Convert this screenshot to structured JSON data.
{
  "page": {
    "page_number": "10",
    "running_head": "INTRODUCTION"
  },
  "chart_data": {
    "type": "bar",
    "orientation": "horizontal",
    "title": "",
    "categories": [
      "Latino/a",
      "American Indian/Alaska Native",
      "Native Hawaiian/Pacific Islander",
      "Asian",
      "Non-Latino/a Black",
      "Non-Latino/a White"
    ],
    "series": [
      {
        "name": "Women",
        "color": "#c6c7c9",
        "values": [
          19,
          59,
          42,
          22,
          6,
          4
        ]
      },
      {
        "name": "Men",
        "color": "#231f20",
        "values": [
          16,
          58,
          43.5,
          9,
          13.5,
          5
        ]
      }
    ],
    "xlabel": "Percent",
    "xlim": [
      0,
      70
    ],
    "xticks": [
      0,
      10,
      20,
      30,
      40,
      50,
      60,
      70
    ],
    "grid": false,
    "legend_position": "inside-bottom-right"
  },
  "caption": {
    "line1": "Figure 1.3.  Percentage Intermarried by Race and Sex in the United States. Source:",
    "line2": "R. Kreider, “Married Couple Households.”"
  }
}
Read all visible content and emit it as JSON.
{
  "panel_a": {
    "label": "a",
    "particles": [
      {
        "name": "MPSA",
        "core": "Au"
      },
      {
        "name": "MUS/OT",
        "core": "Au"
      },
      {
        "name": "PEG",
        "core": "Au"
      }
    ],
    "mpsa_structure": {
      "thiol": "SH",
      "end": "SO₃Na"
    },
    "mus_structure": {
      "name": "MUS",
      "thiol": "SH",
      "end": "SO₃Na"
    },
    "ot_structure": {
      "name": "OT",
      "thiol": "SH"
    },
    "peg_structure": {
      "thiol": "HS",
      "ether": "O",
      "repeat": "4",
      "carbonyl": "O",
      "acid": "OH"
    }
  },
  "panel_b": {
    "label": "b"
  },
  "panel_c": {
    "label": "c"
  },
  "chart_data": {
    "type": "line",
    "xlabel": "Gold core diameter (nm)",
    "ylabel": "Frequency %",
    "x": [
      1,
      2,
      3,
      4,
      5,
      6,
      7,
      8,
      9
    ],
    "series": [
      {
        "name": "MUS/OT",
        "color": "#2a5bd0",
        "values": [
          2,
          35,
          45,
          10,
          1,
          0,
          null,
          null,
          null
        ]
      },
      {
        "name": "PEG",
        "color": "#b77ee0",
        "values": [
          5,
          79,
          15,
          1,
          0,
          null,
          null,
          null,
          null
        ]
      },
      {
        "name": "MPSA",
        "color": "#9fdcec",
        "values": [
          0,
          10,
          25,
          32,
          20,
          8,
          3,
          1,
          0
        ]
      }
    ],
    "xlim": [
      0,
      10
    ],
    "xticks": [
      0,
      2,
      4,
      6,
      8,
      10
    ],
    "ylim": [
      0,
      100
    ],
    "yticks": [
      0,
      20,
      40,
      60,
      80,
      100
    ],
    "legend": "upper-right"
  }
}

+++

▶ _Job_
List the lines of the records where "name" occurs.

▶ _Solution below_
        "name": "Women",
        "name": "Men",
        "name": "MPSA",
        "name": "MUS/OT",
        "name": "PEG",
      "name": "MUS",
      "name": "OT",
        "name": "MUS/OT",
        "name": "PEG",
        "name": "MPSA",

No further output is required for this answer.